> **To do**
Reproduce the listing below exactly. Pictures do not belong in the copy.

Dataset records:
======

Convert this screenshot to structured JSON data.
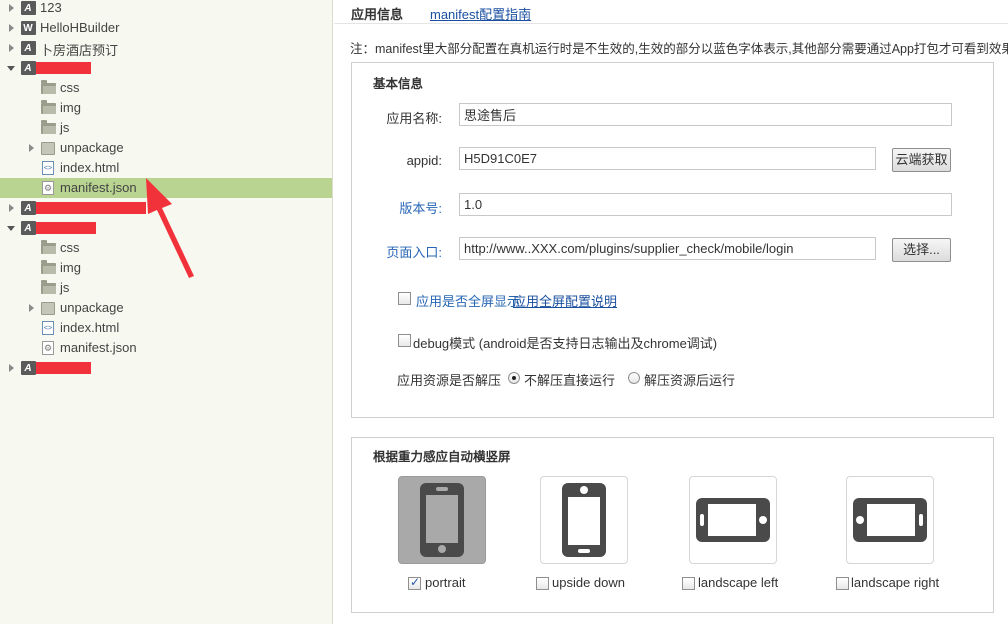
{
  "tree": {
    "rows": [
      {
        "label": "123",
        "icon": "project-a",
        "twisty": "closed",
        "indent": 0
      },
      {
        "label": "HelloHBuilder",
        "icon": "project-w",
        "twisty": "closed",
        "indent": 0
      },
      {
        "label": "卜房酒店预订",
        "icon": "project-a",
        "twisty": "closed",
        "indent": 0
      },
      {
        "label": "",
        "icon": "project-a",
        "twisty": "open",
        "indent": 0,
        "redacted": true
      },
      {
        "label": "css",
        "icon": "folder",
        "twisty": "",
        "indent": 1
      },
      {
        "label": "img",
        "icon": "folder",
        "twisty": "",
        "indent": 1
      },
      {
        "label": "js",
        "icon": "folder",
        "twisty": "",
        "indent": 1
      },
      {
        "label": "unpackage",
        "icon": "package",
        "twisty": "closed",
        "indent": 1
      },
      {
        "label": "index.html",
        "icon": "html-file",
        "twisty": "",
        "indent": 1
      },
      {
        "label": "manifest.json",
        "icon": "json-file",
        "twisty": "",
        "indent": 1,
        "selected": true
      },
      {
        "label": "",
        "icon": "project-a",
        "twisty": "closed",
        "indent": 0,
        "redacted": true
      },
      {
        "label": "",
        "icon": "project-a",
        "twisty": "open",
        "indent": 0,
        "redacted": true
      },
      {
        "label": "css",
        "icon": "folder",
        "twisty": "",
        "indent": 1
      },
      {
        "label": "img",
        "icon": "folder",
        "twisty": "",
        "indent": 1
      },
      {
        "label": "js",
        "icon": "folder",
        "twisty": "",
        "indent": 1
      },
      {
        "label": "unpackage",
        "icon": "package",
        "twisty": "closed",
        "indent": 1
      },
      {
        "label": "index.html",
        "icon": "html-file",
        "twisty": "",
        "indent": 1
      },
      {
        "label": "manifest.json",
        "icon": "json-file",
        "twisty": "",
        "indent": 1
      },
      {
        "label": "",
        "icon": "project-a",
        "twisty": "closed",
        "indent": 0,
        "redacted": true
      }
    ],
    "annotation_color": "#f2323a",
    "selection_color": "#b8d490"
  },
  "editor": {
    "tab_active": "应用信息",
    "tab_link": "manifest配置指南",
    "note": "注：manifest里大部分配置在真机运行时是不生效的,生效的部分以蓝色字体表示,其他部分需要通过App打包才可看到效果",
    "basic": {
      "title": "基本信息",
      "app_name_label": "应用名称:",
      "app_name_value": "思途售后",
      "appid_label": "appid:",
      "appid_value": "H5D91C0E7",
      "cloud_button": "云端获取",
      "version_label": "版本号:",
      "version_value": "1.0",
      "entry_label": "页面入口:",
      "entry_value": "http://www..XXX.com/plugins/supplier_check/mobile/login",
      "select_button": "选择...",
      "fullscreen_label": "应用是否全屏显示",
      "fullscreen_checked": false,
      "fullscreen_link": "应用全屏配置说明",
      "debug_label": "debug模式 (android是否支持日志输出及chrome调试)",
      "debug_checked": false,
      "unzip_label": "应用资源是否解压",
      "unzip_options": [
        "不解压直接运行",
        "解压资源后运行"
      ],
      "unzip_selected": 0
    },
    "orientation": {
      "title": "根据重力感应自动横竖屏",
      "options": [
        {
          "label": "portrait",
          "checked": true,
          "icon": "phone-portrait-icon"
        },
        {
          "label": "upside down",
          "checked": false,
          "icon": "phone-upside-down-icon"
        },
        {
          "label": "landscape left",
          "checked": false,
          "icon": "phone-landscape-left-icon"
        },
        {
          "label": "landscape right",
          "checked": false,
          "icon": "phone-landscape-right-icon"
        }
      ]
    },
    "accent_blue": "#2766b5",
    "link_blue": "#1a4fa0"
  }
}
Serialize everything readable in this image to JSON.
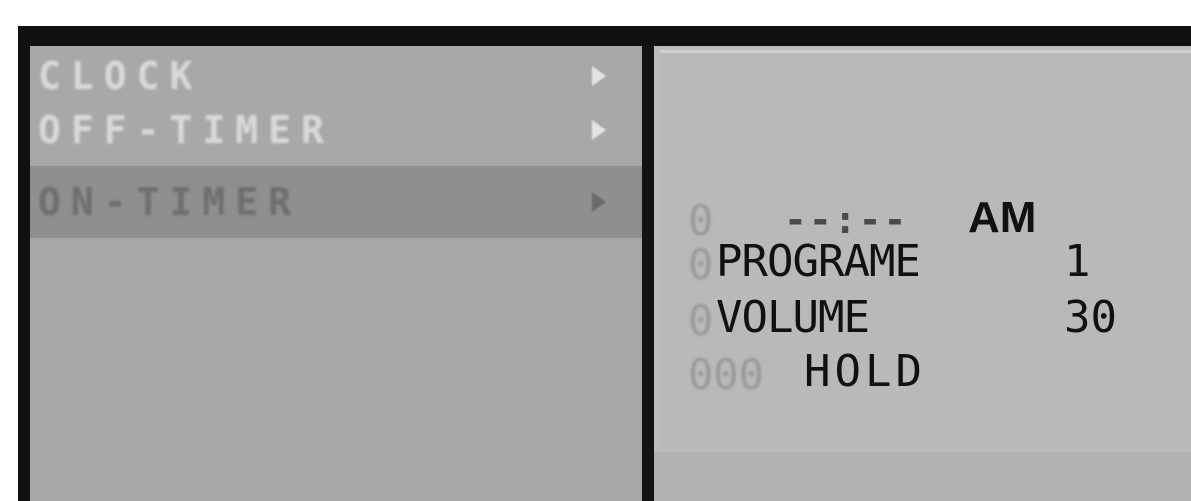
{
  "menu": {
    "items": [
      {
        "label": "CLOCK",
        "selected": false
      },
      {
        "label": "OFF-TIMER",
        "selected": false
      },
      {
        "label": "ON-TIMER",
        "selected": true
      }
    ]
  },
  "detail": {
    "time": "--:--",
    "ampm": "AM",
    "program_label": "PROGRAME",
    "program_value": "1",
    "volume_label": "VOLUME",
    "volume_value": "30",
    "mode_label": "HOLD"
  },
  "colors": {
    "frame": "#111111",
    "menu_bg": "#a8a8a8",
    "menu_selected_bg": "#8f8f8f",
    "detail_bg": "#bdbdbd",
    "text": "#111111"
  },
  "icons": {
    "menu_arrow": "triangle-right-icon"
  }
}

======

> **Task output**
Convert this screenshot to structured JSON data.
{
  "tree": {
    "rows": [
      {
        "label": "123",
        "icon": "project-a",
        "twisty": "closed",
        "indent": 0
      },
      {
        "label": "HelloHBuilder",
        "icon": "project-w",
        "twisty": "closed",
        "indent": 0
      },
      {
        "label": "卜房酒店预订",
        "icon": "project-a",
        "twisty": "closed",
        "indent": 0
      },
      {
        "label": "",
        "icon": "project-a",
        "twisty": "open",
        "indent": 0,
        "redacted": true
      },
      {
        "label": "css",
        "icon": "folder",
        "twisty": "",
        "indent": 1
      },
      {
        "label": "img",
        "icon": "folder",
        "twisty": "",
        "indent": 1
      },
      {
        "label": "js",
        "icon": "folder",
        "twisty": "",
        "indent": 1
      },
      {
        "label": "unpackage",
        "icon": "package",
        "twisty": "closed",
        "indent": 1
      },
      {
        "label": "index.html",
        "icon": "html-file",
        "twisty": "",
        "indent": 1
      },
      {
        "label": "manifest.json",
        "icon": "json-file",
        "twisty": "",
        "indent": 1,
        "selected": true
      },
      {
        "label": "",
        "icon": "project-a",
        "twisty": "closed",
        "indent": 0,
        "redacted": true
      },
      {
        "label": "",
        "icon": "project-a",
        "twisty": "open",
        "indent": 0,
        "redacted": true
      },
      {
        "label": "css",
        "icon": "folder",
        "twisty": "",
        "indent": 1
      },
      {
        "label": "img",
        "icon": "folder",
        "twisty": "",
        "indent": 1
      },
      {
        "label": "js",
        "icon": "folder",
        "twisty": "",
        "indent": 1
      },
      {
        "label": "unpackage",
        "icon": "package",
        "twisty": "closed",
        "indent": 1
      },
      {
        "label": "index.html",
        "icon": "html-file",
        "twisty": "",
        "indent": 1
      },
      {
        "label": "manifest.json",
        "icon": "json-file",
        "twisty": "",
        "indent": 1
      },
      {
        "label": "",
        "icon": "project-a",
        "twisty": "closed",
        "indent": 0,
        "redacted": true
      }
    ],
    "annotation_color": "#f2323a",
    "selection_color": "#b8d490"
  },
  "editor": {
    "tab_active": "应用信息",
    "tab_link": "manifest配置指南",
    "note": "注：manifest里大部分配置在真机运行时是不生效的,生效的部分以蓝色字体表示,其他部分需要通过App打包才可看到效果",
    "basic": {
      "title": "基本信息",
      "app_name_label": "应用名称:",
      "app_name_value": "思途售后",
      "appid_label": "appid:",
      "appid_value": "H5D91C0E7",
      "cloud_button": "云端获取",
      "version_label": "版本号:",
      "version_value": "1.0",
      "entry_label": "页面入口:",
      "entry_value": "http://www..XXX.com/plugins/supplier_check/mobile/login",
      "select_button": "选择...",
      "fullscreen_label": "应用是否全屏显示",
      "fullscreen_checked": false,
      "fullscreen_link": "应用全屏配置说明",
      "debug_label": "debug模式 (android是否支持日志输出及chrome调试)",
      "debug_checked": false,
      "unzip_label": "应用资源是否解压",
      "unzip_options": [
        "不解压直接运行",
        "解压资源后运行"
      ],
      "unzip_selected": 0
    },
    "orientation": {
      "title": "根据重力感应自动横竖屏",
      "options": [
        {
          "label": "portrait",
          "checked": true,
          "icon": "phone-portrait-icon"
        },
        {
          "label": "upside down",
          "checked": false,
          "icon": "phone-upside-down-icon"
        },
        {
          "label": "landscape left",
          "checked": false,
          "icon": "phone-landscape-left-icon"
        },
        {
          "label": "landscape right",
          "checked": false,
          "icon": "phone-landscape-right-icon"
        }
      ]
    },
    "accent_blue": "#2766b5",
    "link_blue": "#1a4fa0"
  }
}
Serialize everything readable in this image to JSON.
{
  "menu": {
    "items": [
      {
        "label": "CLOCK",
        "selected": false
      },
      {
        "label": "OFF-TIMER",
        "selected": false
      },
      {
        "label": "ON-TIMER",
        "selected": true
      }
    ]
  },
  "detail": {
    "time": "--:--",
    "ampm": "AM",
    "program_label": "PROGRAME",
    "program_value": "1",
    "volume_label": "VOLUME",
    "volume_value": "30",
    "mode_label": "HOLD"
  },
  "colors": {
    "frame": "#111111",
    "menu_bg": "#a8a8a8",
    "menu_selected_bg": "#8f8f8f",
    "detail_bg": "#bdbdbd",
    "text": "#111111"
  },
  "icons": {
    "menu_arrow": "triangle-right-icon"
  }
}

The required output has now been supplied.